• [Exercise requirements]
Show every line of the records below that contains the word "Антіарисъ".

• [Items]
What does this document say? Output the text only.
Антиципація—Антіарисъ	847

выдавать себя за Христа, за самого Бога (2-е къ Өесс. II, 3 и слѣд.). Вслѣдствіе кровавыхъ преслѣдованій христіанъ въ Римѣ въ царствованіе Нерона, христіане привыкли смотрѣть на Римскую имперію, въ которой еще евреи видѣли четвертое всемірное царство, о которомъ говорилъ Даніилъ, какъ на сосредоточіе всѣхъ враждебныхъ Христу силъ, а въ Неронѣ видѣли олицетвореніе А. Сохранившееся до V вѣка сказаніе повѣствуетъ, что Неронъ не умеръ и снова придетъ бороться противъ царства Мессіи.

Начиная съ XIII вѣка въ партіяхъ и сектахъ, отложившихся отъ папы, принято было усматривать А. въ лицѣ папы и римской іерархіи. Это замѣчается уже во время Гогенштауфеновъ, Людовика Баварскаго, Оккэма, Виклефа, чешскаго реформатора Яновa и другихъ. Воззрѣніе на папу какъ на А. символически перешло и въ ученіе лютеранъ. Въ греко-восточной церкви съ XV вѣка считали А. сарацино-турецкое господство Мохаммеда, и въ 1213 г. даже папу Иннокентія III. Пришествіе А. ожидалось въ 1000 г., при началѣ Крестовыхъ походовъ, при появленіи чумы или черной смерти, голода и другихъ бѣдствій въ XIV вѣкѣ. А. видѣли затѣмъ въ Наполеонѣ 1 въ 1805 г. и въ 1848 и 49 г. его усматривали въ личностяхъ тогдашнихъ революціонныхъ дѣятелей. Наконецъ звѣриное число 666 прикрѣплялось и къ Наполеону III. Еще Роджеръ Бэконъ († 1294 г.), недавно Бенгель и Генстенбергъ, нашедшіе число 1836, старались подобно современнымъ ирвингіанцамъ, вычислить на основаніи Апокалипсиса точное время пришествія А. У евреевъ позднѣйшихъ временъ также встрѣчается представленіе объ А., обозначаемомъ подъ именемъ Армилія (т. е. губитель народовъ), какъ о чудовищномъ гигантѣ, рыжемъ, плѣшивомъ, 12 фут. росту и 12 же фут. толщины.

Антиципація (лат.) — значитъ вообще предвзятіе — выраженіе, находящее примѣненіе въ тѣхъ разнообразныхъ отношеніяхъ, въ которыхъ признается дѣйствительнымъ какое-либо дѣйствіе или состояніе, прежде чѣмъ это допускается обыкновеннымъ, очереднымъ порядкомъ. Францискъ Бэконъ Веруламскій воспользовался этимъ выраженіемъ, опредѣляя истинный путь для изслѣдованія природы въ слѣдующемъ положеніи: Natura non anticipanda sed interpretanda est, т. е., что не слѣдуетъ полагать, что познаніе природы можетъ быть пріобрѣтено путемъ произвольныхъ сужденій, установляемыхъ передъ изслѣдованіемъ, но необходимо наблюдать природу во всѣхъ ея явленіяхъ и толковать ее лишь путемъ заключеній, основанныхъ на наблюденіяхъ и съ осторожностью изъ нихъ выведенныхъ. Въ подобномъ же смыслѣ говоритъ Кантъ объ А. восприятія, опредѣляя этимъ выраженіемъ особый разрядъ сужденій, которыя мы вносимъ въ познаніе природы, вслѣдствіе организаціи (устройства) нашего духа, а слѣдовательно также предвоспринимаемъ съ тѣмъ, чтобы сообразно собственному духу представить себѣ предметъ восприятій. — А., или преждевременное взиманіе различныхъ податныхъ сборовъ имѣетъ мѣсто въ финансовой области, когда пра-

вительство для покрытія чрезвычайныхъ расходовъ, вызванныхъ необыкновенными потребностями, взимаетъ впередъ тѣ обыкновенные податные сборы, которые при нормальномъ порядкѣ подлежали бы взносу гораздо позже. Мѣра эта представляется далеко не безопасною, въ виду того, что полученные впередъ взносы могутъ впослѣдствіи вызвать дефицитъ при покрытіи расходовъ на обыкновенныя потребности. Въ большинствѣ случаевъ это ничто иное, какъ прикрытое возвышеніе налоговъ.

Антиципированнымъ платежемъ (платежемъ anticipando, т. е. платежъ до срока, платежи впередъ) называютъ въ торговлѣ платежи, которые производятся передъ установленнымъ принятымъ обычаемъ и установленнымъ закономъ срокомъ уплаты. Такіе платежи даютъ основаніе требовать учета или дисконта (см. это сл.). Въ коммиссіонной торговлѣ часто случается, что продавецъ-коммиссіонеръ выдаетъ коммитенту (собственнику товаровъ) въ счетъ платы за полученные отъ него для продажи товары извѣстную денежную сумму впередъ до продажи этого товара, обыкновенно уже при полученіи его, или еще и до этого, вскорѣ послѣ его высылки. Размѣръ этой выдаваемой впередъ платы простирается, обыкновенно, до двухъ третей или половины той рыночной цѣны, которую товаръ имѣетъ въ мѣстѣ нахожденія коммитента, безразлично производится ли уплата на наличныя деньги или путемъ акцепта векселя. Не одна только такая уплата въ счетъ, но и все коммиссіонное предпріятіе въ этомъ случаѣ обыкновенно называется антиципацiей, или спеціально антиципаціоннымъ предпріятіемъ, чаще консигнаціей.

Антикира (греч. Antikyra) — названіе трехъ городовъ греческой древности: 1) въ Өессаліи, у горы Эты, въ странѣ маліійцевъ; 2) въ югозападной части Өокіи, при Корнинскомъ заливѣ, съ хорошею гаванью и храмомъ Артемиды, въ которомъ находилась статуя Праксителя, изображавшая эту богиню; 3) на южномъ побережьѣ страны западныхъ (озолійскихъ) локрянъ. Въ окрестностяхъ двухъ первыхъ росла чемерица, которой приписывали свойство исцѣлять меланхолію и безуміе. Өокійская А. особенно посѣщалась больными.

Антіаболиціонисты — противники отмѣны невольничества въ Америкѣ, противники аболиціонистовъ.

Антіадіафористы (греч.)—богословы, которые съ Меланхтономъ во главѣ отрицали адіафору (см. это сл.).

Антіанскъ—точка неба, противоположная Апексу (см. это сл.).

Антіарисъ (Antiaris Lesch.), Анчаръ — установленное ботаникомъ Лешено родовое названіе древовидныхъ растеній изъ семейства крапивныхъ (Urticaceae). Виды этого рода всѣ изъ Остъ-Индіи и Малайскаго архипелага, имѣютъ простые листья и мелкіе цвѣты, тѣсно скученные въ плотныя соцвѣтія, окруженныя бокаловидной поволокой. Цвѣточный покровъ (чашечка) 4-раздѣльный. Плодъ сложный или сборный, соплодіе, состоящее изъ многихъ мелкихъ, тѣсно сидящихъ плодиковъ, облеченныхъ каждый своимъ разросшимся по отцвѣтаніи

• [Solution]
Антиципація—Антіарисъ	847
Антіарисъ (Antiaris Lesch.), Анчаръ — установленное ботаникомъ Лешено родовое названіе древовидныхъ растеній изъ семейства крапивныхъ (Urticaceae). Виды этого рода всѣ изъ Остъ-Индіи и Малайскаго архипелага, имѣютъ простые листья и мелкіе цвѣты, тѣсно скученные въ плотныя соцвѣтія, окруженныя бокаловидной поволокой. Цвѣточный покровъ (чашечка) 4-раздѣльный. Плодъ сложный или сборный, соплодіе, состоящее изъ многихъ мелкихъ, тѣсно сидящихъ плодиковъ, облеченныхъ каждый своимъ разросшимся по отцвѣтаніи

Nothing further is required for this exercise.